STATED GOAL:
Here are some records; return them all exactly.

DATASET CONTENT:
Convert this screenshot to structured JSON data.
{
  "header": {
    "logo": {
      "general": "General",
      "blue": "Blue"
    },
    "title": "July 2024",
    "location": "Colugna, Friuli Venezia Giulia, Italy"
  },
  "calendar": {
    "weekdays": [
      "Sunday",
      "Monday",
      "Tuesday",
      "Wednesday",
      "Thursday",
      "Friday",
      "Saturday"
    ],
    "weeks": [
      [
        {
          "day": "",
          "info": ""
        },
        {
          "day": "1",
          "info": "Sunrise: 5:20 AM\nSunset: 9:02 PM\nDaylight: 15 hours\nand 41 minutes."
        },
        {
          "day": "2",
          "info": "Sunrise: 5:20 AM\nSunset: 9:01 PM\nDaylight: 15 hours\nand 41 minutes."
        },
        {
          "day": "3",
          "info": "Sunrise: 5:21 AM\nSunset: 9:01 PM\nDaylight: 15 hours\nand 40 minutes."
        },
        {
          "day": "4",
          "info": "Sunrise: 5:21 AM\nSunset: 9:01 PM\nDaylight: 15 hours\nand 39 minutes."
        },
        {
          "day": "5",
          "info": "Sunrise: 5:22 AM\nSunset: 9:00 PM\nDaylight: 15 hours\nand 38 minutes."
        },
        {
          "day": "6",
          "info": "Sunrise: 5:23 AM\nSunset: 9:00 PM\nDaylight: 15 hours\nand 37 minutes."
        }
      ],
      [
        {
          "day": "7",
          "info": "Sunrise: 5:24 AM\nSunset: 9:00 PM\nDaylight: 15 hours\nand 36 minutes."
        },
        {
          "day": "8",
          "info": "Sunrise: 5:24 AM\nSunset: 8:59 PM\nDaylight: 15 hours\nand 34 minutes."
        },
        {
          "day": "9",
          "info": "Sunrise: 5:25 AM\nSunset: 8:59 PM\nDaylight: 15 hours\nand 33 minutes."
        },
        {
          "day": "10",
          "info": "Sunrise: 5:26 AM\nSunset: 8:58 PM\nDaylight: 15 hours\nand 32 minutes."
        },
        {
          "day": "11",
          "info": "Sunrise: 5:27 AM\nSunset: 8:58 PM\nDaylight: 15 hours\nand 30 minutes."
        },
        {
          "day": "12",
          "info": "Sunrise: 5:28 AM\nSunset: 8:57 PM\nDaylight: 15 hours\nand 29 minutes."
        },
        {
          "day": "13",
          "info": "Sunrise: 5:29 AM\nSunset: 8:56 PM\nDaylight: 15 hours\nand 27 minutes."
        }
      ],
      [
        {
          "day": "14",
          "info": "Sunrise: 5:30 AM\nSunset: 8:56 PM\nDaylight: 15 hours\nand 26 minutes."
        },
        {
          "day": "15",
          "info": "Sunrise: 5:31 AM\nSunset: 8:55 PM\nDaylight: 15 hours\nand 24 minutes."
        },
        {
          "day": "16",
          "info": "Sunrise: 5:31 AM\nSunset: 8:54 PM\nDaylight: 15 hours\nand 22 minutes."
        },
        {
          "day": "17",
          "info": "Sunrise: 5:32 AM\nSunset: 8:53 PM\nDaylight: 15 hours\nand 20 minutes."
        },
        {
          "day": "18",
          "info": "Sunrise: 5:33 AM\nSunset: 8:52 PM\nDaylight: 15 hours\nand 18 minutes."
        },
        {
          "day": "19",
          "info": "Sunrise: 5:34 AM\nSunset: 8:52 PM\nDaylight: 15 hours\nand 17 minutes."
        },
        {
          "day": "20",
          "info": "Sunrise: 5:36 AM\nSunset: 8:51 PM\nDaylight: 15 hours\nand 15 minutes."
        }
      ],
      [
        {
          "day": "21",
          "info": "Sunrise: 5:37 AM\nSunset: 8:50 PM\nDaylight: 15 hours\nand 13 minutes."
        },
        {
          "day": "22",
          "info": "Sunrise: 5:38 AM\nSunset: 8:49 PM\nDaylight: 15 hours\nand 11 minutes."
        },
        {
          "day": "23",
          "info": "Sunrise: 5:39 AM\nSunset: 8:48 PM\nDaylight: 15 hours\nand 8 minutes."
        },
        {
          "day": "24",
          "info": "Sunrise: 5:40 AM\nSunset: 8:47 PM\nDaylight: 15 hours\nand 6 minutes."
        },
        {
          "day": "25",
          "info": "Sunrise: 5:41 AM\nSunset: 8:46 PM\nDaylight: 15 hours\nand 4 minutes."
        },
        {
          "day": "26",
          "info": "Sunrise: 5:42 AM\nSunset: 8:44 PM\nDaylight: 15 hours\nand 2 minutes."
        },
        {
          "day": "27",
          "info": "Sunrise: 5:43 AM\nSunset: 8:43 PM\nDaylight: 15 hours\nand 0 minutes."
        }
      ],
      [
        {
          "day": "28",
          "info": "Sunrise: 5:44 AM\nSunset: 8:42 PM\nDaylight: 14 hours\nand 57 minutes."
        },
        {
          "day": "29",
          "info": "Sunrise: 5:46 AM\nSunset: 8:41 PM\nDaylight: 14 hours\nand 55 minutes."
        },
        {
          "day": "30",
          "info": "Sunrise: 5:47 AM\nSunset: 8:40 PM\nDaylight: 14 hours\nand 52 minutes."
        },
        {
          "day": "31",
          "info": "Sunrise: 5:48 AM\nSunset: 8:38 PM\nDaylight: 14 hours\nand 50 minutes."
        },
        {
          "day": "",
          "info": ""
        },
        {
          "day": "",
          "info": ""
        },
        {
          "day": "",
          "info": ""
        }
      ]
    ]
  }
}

SOLUTION TO THE EXERCISE:
Convert this screenshot to structured JSON data.
{
  "header": {
    "logo": {
      "general": "General",
      "blue": "Blue"
    },
    "title": "July 2024",
    "location": "Colugna, Friuli Venezia Giulia, Italy"
  },
  "calendar": {
    "weekdays": [
      "Sunday",
      "Monday",
      "Tuesday",
      "Wednesday",
      "Thursday",
      "Friday",
      "Saturday"
    ],
    "weeks": [
      [
        {
          "day": "",
          "info": ""
        },
        {
          "day": "1",
          "info": "Sunrise: 5:20 AM\nSunset: 9:02 PM\nDaylight: 15 hours\nand 41 minutes."
        },
        {
          "day": "2",
          "info": "Sunrise: 5:20 AM\nSunset: 9:01 PM\nDaylight: 15 hours\nand 41 minutes."
        },
        {
          "day": "3",
          "info": "Sunrise: 5:21 AM\nSunset: 9:01 PM\nDaylight: 15 hours\nand 40 minutes."
        },
        {
          "day": "4",
          "info": "Sunrise: 5:21 AM\nSunset: 9:01 PM\nDaylight: 15 hours\nand 39 minutes."
        },
        {
          "day": "5",
          "info": "Sunrise: 5:22 AM\nSunset: 9:00 PM\nDaylight: 15 hours\nand 38 minutes."
        },
        {
          "day": "6",
          "info": "Sunrise: 5:23 AM\nSunset: 9:00 PM\nDaylight: 15 hours\nand 37 minutes."
        }
      ],
      [
        {
          "day": "7",
          "info": "Sunrise: 5:24 AM\nSunset: 9:00 PM\nDaylight: 15 hours\nand 36 minutes."
        },
        {
          "day": "8",
          "info": "Sunrise: 5:24 AM\nSunset: 8:59 PM\nDaylight: 15 hours\nand 34 minutes."
        },
        {
          "day": "9",
          "info": "Sunrise: 5:25 AM\nSunset: 8:59 PM\nDaylight: 15 hours\nand 33 minutes."
        },
        {
          "day": "10",
          "info": "Sunrise: 5:26 AM\nSunset: 8:58 PM\nDaylight: 15 hours\nand 32 minutes."
        },
        {
          "day": "11",
          "info": "Sunrise: 5:27 AM\nSunset: 8:58 PM\nDaylight: 15 hours\nand 30 minutes."
        },
        {
          "day": "12",
          "info": "Sunrise: 5:28 AM\nSunset: 8:57 PM\nDaylight: 15 hours\nand 29 minutes."
        },
        {
          "day": "13",
          "info": "Sunrise: 5:29 AM\nSunset: 8:56 PM\nDaylight: 15 hours\nand 27 minutes."
        }
      ],
      [
        {
          "day": "14",
          "info": "Sunrise: 5:30 AM\nSunset: 8:56 PM\nDaylight: 15 hours\nand 26 minutes."
        },
        {
          "day": "15",
          "info": "Sunrise: 5:31 AM\nSunset: 8:55 PM\nDaylight: 15 hours\nand 24 minutes."
        },
        {
          "day": "16",
          "info": "Sunrise: 5:31 AM\nSunset: 8:54 PM\nDaylight: 15 hours\nand 22 minutes."
        },
        {
          "day": "17",
          "info": "Sunrise: 5:32 AM\nSunset: 8:53 PM\nDaylight: 15 hours\nand 20 minutes."
        },
        {
          "day": "18",
          "info": "Sunrise: 5:33 AM\nSunset: 8:52 PM\nDaylight: 15 hours\nand 18 minutes."
        },
        {
          "day": "19",
          "info": "Sunrise: 5:34 AM\nSunset: 8:52 PM\nDaylight: 15 hours\nand 17 minutes."
        },
        {
          "day": "20",
          "info": "Sunrise: 5:36 AM\nSunset: 8:51 PM\nDaylight: 15 hours\nand 15 minutes."
        }
      ],
      [
        {
          "day": "21",
          "info": "Sunrise: 5:37 AM\nSunset: 8:50 PM\nDaylight: 15 hours\nand 13 minutes."
        },
        {
          "day": "22",
          "info": "Sunrise: 5:38 AM\nSunset: 8:49 PM\nDaylight: 15 hours\nand 11 minutes."
        },
        {
          "day": "23",
          "info": "Sunrise: 5:39 AM\nSunset: 8:48 PM\nDaylight: 15 hours\nand 8 minutes."
        },
        {
          "day": "24",
          "info": "Sunrise: 5:40 AM\nSunset: 8:47 PM\nDaylight: 15 hours\nand 6 minutes."
        },
        {
          "day": "25",
          "info": "Sunrise: 5:41 AM\nSunset: 8:46 PM\nDaylight: 15 hours\nand 4 minutes."
        },
        {
          "day": "26",
          "info": "Sunrise: 5:42 AM\nSunset: 8:44 PM\nDaylight: 15 hours\nand 2 minutes."
        },
        {
          "day": "27",
          "info": "Sunrise: 5:43 AM\nSunset: 8:43 PM\nDaylight: 15 hours\nand 0 minutes."
        }
      ],
      [
        {
          "day": "28",
          "info": "Sunrise: 5:44 AM\nSunset: 8:42 PM\nDaylight: 14 hours\nand 57 minutes."
        },
        {
          "day": "29",
          "info": "Sunrise: 5:46 AM\nSunset: 8:41 PM\nDaylight: 14 hours\nand 55 minutes."
        },
        {
          "day": "30",
          "info": "Sunrise: 5:47 AM\nSunset: 8:40 PM\nDaylight: 14 hours\nand 52 minutes."
        },
        {
          "day": "31",
          "info": "Sunrise: 5:48 AM\nSunset: 8:38 PM\nDaylight: 14 hours\nand 50 minutes."
        },
        {
          "day": "",
          "info": ""
        },
        {
          "day": "",
          "info": ""
        },
        {
          "day": "",
          "info": ""
        }
      ]
    ]
  }
}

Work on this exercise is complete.